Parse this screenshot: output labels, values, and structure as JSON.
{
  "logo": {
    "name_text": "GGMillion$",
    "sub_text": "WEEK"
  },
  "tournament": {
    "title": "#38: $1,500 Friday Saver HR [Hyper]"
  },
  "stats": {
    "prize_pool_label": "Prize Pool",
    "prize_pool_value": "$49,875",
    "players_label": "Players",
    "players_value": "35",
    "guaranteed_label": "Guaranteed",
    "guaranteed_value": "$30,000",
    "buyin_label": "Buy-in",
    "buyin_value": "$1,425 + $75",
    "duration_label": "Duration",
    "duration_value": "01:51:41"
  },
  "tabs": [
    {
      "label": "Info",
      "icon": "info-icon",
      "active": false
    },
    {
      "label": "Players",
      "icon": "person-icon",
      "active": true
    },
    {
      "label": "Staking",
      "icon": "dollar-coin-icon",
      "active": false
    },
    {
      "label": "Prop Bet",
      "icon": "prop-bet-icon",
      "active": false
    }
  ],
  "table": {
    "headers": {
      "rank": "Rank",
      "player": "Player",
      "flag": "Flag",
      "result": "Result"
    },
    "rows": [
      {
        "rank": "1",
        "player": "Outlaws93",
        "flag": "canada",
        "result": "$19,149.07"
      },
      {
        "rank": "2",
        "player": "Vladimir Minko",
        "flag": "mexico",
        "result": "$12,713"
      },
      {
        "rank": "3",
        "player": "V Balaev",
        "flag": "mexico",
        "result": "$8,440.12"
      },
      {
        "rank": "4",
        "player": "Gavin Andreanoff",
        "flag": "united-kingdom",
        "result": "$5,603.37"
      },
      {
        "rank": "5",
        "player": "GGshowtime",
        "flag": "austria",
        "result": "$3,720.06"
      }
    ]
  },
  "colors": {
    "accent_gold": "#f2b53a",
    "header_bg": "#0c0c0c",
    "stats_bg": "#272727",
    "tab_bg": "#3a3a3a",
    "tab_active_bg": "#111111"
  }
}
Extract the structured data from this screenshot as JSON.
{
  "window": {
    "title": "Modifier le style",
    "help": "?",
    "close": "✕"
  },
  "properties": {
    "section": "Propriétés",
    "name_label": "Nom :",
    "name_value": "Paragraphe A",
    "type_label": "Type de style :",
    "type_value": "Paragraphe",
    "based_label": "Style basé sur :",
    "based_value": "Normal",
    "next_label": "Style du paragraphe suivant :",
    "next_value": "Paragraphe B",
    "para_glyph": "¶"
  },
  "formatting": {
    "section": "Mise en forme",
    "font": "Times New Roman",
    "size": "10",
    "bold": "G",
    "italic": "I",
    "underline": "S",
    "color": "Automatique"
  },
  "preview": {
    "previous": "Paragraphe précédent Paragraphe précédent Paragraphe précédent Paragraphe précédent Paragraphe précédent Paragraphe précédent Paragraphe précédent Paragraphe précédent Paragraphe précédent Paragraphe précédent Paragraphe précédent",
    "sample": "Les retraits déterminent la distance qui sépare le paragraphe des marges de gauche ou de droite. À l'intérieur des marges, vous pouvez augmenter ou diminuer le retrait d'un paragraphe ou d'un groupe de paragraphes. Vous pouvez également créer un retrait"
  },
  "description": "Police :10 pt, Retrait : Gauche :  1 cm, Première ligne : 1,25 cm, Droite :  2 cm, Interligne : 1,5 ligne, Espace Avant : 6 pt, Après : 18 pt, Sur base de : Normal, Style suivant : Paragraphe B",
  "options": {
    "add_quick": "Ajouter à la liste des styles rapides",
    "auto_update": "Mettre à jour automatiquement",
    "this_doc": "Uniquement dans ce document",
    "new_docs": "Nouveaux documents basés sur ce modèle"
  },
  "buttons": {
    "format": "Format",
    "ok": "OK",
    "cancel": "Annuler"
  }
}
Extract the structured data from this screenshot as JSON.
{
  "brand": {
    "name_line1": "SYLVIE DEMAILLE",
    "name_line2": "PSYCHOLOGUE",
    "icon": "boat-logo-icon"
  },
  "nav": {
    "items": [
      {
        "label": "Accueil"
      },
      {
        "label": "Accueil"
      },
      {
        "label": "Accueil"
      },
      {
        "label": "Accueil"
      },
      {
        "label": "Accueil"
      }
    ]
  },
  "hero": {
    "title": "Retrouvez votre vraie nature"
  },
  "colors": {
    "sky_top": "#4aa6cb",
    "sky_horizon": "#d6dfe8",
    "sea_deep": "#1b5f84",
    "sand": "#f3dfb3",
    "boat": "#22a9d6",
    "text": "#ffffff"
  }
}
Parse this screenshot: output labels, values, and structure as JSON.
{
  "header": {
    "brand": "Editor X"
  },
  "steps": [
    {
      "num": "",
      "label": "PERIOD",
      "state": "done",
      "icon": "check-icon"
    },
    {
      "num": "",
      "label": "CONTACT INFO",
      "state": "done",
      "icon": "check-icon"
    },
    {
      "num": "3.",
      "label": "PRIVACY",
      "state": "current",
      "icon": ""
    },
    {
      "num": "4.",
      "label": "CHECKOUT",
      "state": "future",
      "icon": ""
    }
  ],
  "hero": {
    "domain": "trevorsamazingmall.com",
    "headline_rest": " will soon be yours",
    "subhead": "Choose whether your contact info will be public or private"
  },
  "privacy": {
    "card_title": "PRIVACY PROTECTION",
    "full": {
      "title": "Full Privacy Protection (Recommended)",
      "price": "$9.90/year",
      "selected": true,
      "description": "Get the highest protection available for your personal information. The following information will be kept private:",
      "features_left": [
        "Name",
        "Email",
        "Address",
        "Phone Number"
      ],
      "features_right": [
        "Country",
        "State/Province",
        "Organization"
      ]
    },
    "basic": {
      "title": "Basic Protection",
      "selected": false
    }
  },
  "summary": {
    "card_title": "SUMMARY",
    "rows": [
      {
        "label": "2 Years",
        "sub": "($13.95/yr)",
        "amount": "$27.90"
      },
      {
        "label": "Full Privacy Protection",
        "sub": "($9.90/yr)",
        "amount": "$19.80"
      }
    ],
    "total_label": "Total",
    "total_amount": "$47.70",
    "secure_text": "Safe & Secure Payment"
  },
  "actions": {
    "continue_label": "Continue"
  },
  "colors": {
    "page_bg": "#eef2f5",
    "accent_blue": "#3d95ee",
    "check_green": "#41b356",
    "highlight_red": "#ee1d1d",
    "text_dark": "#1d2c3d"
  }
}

....

◆ **Do this**:
All of the data needs to be printed once more, exactly.

◆ **Output**:
Parse this screenshot: output labels, values, and structure as JSON.
{
  "logo": {
    "name_text": "GGMillion$",
    "sub_text": "WEEK"
  },
  "tournament": {
    "title": "#38: $1,500 Friday Saver HR [Hyper]"
  },
  "stats": {
    "prize_pool_label": "Prize Pool",
    "prize_pool_value": "$49,875",
    "players_label": "Players",
    "players_value": "35",
    "guaranteed_label": "Guaranteed",
    "guaranteed_value": "$30,000",
    "buyin_label": "Buy-in",
    "buyin_value": "$1,425 + $75",
    "duration_label": "Duration",
    "duration_value": "01:51:41"
  },
  "tabs": [
    {
      "label": "Info",
      "icon": "info-icon",
      "active": false
    },
    {
      "label": "Players",
      "icon": "person-icon",
      "active": true
    },
    {
      "label": "Staking",
      "icon": "dollar-coin-icon",
      "active": false
    },
    {
      "label": "Prop Bet",
      "icon": "prop-bet-icon",
      "active": false
    }
  ],
  "table": {
    "headers": {
      "rank": "Rank",
      "player": "Player",
      "flag": "Flag",
      "result": "Result"
    },
    "rows": [
      {
        "rank": "1",
        "player": "Outlaws93",
        "flag": "canada",
        "result": "$19,149.07"
      },
      {
        "rank": "2",
        "player": "Vladimir Minko",
        "flag": "mexico",
        "result": "$12,713"
      },
      {
        "rank": "3",
        "player": "V Balaev",
        "flag": "mexico",
        "result": "$8,440.12"
      },
      {
        "rank": "4",
        "player": "Gavin Andreanoff",
        "flag": "united-kingdom",
        "result": "$5,603.37"
      },
      {
        "rank": "5",
        "player": "GGshowtime",
        "flag": "austria",
        "result": "$3,720.06"
      }
    ]
  },
  "colors": {
    "accent_gold": "#f2b53a",
    "header_bg": "#0c0c0c",
    "stats_bg": "#272727",
    "tab_bg": "#3a3a3a",
    "tab_active_bg": "#111111"
  }
}
Extract the structured data from this screenshot as JSON.
{
  "window": {
    "title": "Modifier le style",
    "help": "?",
    "close": "✕"
  },
  "properties": {
    "section": "Propriétés",
    "name_label": "Nom :",
    "name_value": "Paragraphe A",
    "type_label": "Type de style :",
    "type_value": "Paragraphe",
    "based_label": "Style basé sur :",
    "based_value": "Normal",
    "next_label": "Style du paragraphe suivant :",
    "next_value": "Paragraphe B",
    "para_glyph": "¶"
  },
  "formatting": {
    "section": "Mise en forme",
    "font": "Times New Roman",
    "size": "10",
    "bold": "G",
    "italic": "I",
    "underline": "S",
    "color": "Automatique"
  },
  "preview": {
    "previous": "Paragraphe précédent Paragraphe précédent Paragraphe précédent Paragraphe précédent Paragraphe précédent Paragraphe précédent Paragraphe précédent Paragraphe précédent Paragraphe précédent Paragraphe précédent Paragraphe précédent",
    "sample": "Les retraits déterminent la distance qui sépare le paragraphe des marges de gauche ou de droite. À l'intérieur des marges, vous pouvez augmenter ou diminuer le retrait d'un paragraphe ou d'un groupe de paragraphes. Vous pouvez également créer un retrait"
  },
  "description": "Police :10 pt, Retrait : Gauche :  1 cm, Première ligne : 1,25 cm, Droite :  2 cm, Interligne : 1,5 ligne, Espace Avant : 6 pt, Après : 18 pt, Sur base de : Normal, Style suivant : Paragraphe B",
  "options": {
    "add_quick": "Ajouter à la liste des styles rapides",
    "auto_update": "Mettre à jour automatiquement",
    "this_doc": "Uniquement dans ce document",
    "new_docs": "Nouveaux documents basés sur ce modèle"
  },
  "buttons": {
    "format": "Format",
    "ok": "OK",
    "cancel": "Annuler"
  }
}
Extract the structured data from this screenshot as JSON.
{
  "brand": {
    "name_line1": "SYLVIE DEMAILLE",
    "name_line2": "PSYCHOLOGUE",
    "icon": "boat-logo-icon"
  },
  "nav": {
    "items": [
      {
        "label": "Accueil"
      },
      {
        "label": "Accueil"
      },
      {
        "label": "Accueil"
      },
      {
        "label": "Accueil"
      },
      {
        "label": "Accueil"
      }
    ]
  },
  "hero": {
    "title": "Retrouvez votre vraie nature"
  },
  "colors": {
    "sky_top": "#4aa6cb",
    "sky_horizon": "#d6dfe8",
    "sea_deep": "#1b5f84",
    "sand": "#f3dfb3",
    "boat": "#22a9d6",
    "text": "#ffffff"
  }
}
Parse this screenshot: output labels, values, and structure as JSON.
{
  "header": {
    "brand": "Editor X"
  },
  "steps": [
    {
      "num": "",
      "label": "PERIOD",
      "state": "done",
      "icon": "check-icon"
    },
    {
      "num": "",
      "label": "CONTACT INFO",
      "state": "done",
      "icon": "check-icon"
    },
    {
      "num": "3.",
      "label": "PRIVACY",
      "state": "current",
      "icon": ""
    },
    {
      "num": "4.",
      "label": "CHECKOUT",
      "state": "future",
      "icon": ""
    }
  ],
  "hero": {
    "domain": "trevorsamazingmall.com",
    "headline_rest": " will soon be yours",
    "subhead": "Choose whether your contact info will be public or private"
  },
  "privacy": {
    "card_title": "PRIVACY PROTECTION",
    "full": {
      "title": "Full Privacy Protection (Recommended)",
      "price": "$9.90/year",
      "selected": true,
      "description": "Get the highest protection available for your personal information. The following information will be kept private:",
      "features_left": [
        "Name",
        "Email",
        "Address",
        "Phone Number"
      ],
      "features_right": [
        "Country",
        "State/Province",
        "Organization"
      ]
    },
    "basic": {
      "title": "Basic Protection",
      "selected": false
    }
  },
  "summary": {
    "card_title": "SUMMARY",
    "rows": [
      {
        "label": "2 Years",
        "sub": "($13.95/yr)",
        "amount": "$27.90"
      },
      {
        "label": "Full Privacy Protection",
        "sub": "($9.90/yr)",
        "amount": "$19.80"
      }
    ],
    "total_label": "Total",
    "total_amount": "$47.70",
    "secure_text": "Safe & Secure Payment"
  },
  "actions": {
    "continue_label": "Continue"
  },
  "colors": {
    "page_bg": "#eef2f5",
    "accent_blue": "#3d95ee",
    "check_green": "#41b356",
    "highlight_red": "#ee1d1d",
    "text_dark": "#1d2c3d"
  }
}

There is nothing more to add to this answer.